» **PROBLEM DETAILS**
Report every line below that holds the word "JSON".

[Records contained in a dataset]
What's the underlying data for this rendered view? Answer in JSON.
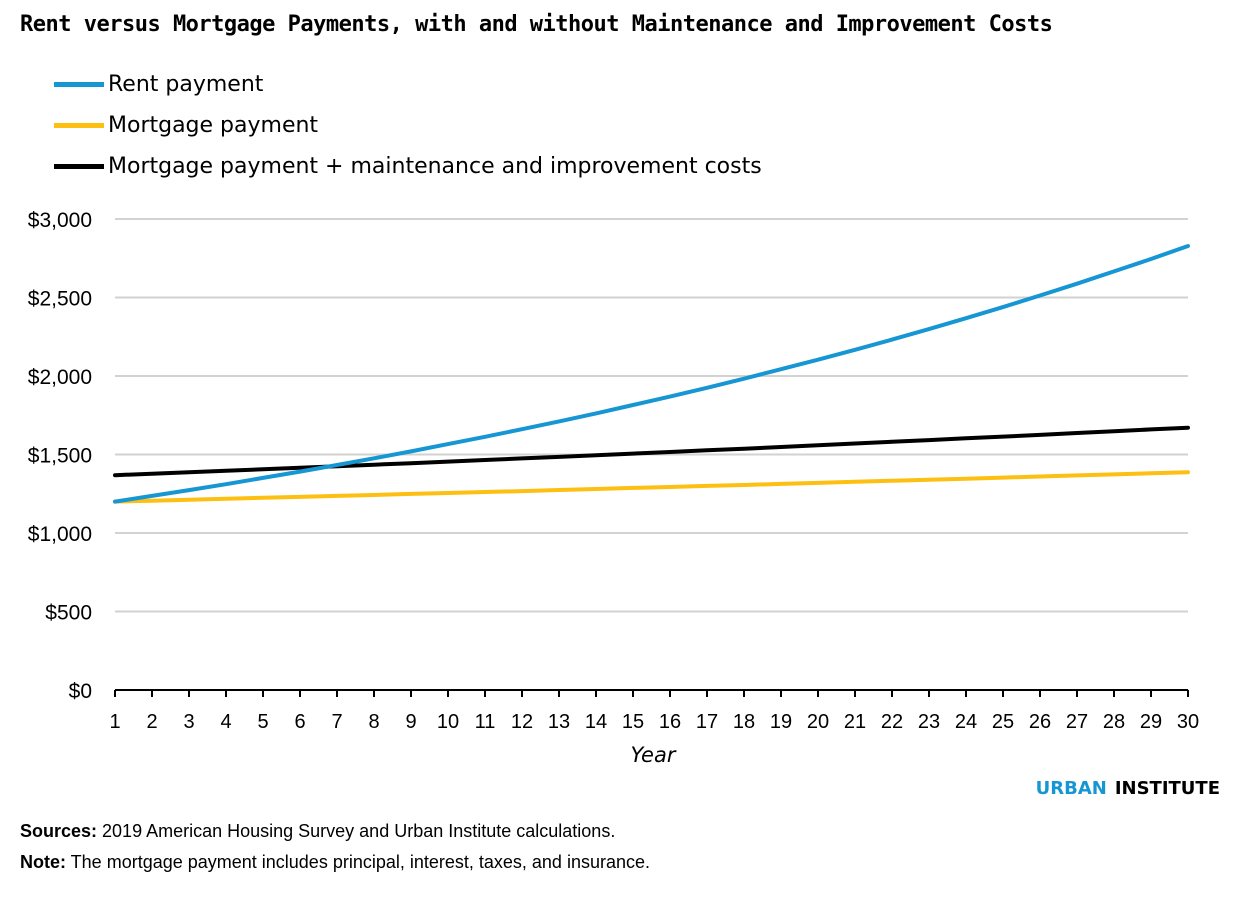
{
  "chart_data": {
    "type": "line",
    "title": "Rent versus Mortgage Payments, with and without Maintenance and Improvement Costs",
    "xlabel": "Year",
    "ylabel": "",
    "x": [
      1,
      2,
      3,
      4,
      5,
      6,
      7,
      8,
      9,
      10,
      11,
      12,
      13,
      14,
      15,
      16,
      17,
      18,
      19,
      20,
      21,
      22,
      23,
      24,
      25,
      26,
      27,
      28,
      29,
      30
    ],
    "x_tick_labels": [
      "1",
      "2",
      "3",
      "4",
      "5",
      "6",
      "7",
      "8",
      "9",
      "10",
      "11",
      "12",
      "13",
      "14",
      "15",
      "16",
      "17",
      "18",
      "19",
      "20",
      "21",
      "22",
      "23",
      "24",
      "25",
      "26",
      "27",
      "28",
      "29",
      "30"
    ],
    "ylim": [
      0,
      3000
    ],
    "y_ticks": [
      0,
      500,
      1000,
      1500,
      2000,
      2500,
      3000
    ],
    "y_tick_labels": [
      "$0",
      "$500",
      "$1,000",
      "$1,500",
      "$2,000",
      "$2,500",
      "$3,000"
    ],
    "grid": true,
    "legend_position": "top-left",
    "series": [
      {
        "name": "Rent payment",
        "color": "#1696d2",
        "values": [
          1200,
          1236,
          1273,
          1311,
          1351,
          1391,
          1433,
          1476,
          1520,
          1566,
          1613,
          1661,
          1711,
          1762,
          1815,
          1869,
          1925,
          1983,
          2043,
          2104,
          2167,
          2232,
          2299,
          2368,
          2439,
          2513,
          2588,
          2666,
          2745,
          2828
        ]
      },
      {
        "name": "Mortgage payment",
        "color": "#fdbf11",
        "values": [
          1200,
          1206,
          1212,
          1218,
          1224,
          1230,
          1236,
          1242,
          1249,
          1255,
          1261,
          1267,
          1274,
          1280,
          1287,
          1293,
          1300,
          1306,
          1313,
          1319,
          1326,
          1333,
          1339,
          1346,
          1353,
          1360,
          1367,
          1373,
          1380,
          1387
        ]
      },
      {
        "name": "Mortgage payment + maintenance and improvement costs",
        "color": "#000000",
        "values": [
          1368,
          1378,
          1387,
          1396,
          1406,
          1416,
          1425,
          1435,
          1444,
          1455,
          1465,
          1475,
          1485,
          1495,
          1506,
          1516,
          1527,
          1537,
          1548,
          1559,
          1570,
          1581,
          1592,
          1603,
          1614,
          1625,
          1637,
          1648,
          1660,
          1671
        ]
      }
    ]
  },
  "brand": {
    "part1": "URBAN",
    "part2": "INSTITUTE",
    "color1": "#1696d2"
  },
  "notes": {
    "sources_label": "Sources:",
    "sources_text": " 2019 American Housing Survey and Urban Institute calculations.",
    "note_label": "Note:",
    "note_text": " The mortgage payment includes principal, interest, taxes, and insurance."
  }
}
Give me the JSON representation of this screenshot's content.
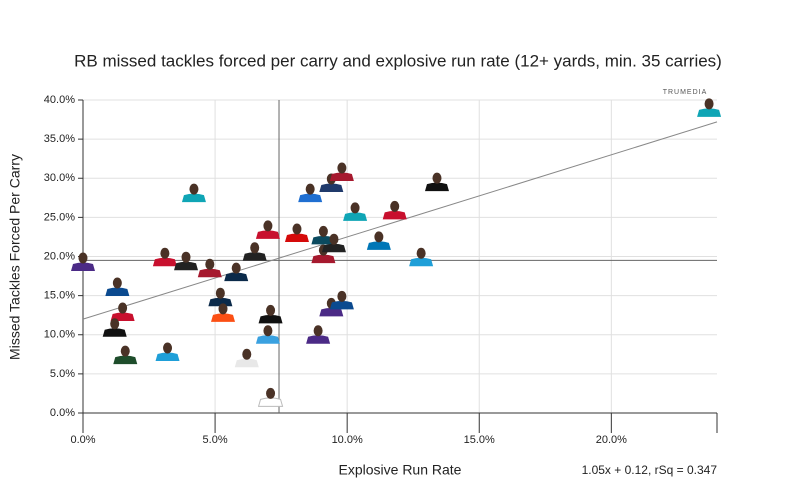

» **EXERCISE ANSWER**
What's the underlying data for this rendered view? Answer in JSON.
Give me the JSON representation of this screenshot's content.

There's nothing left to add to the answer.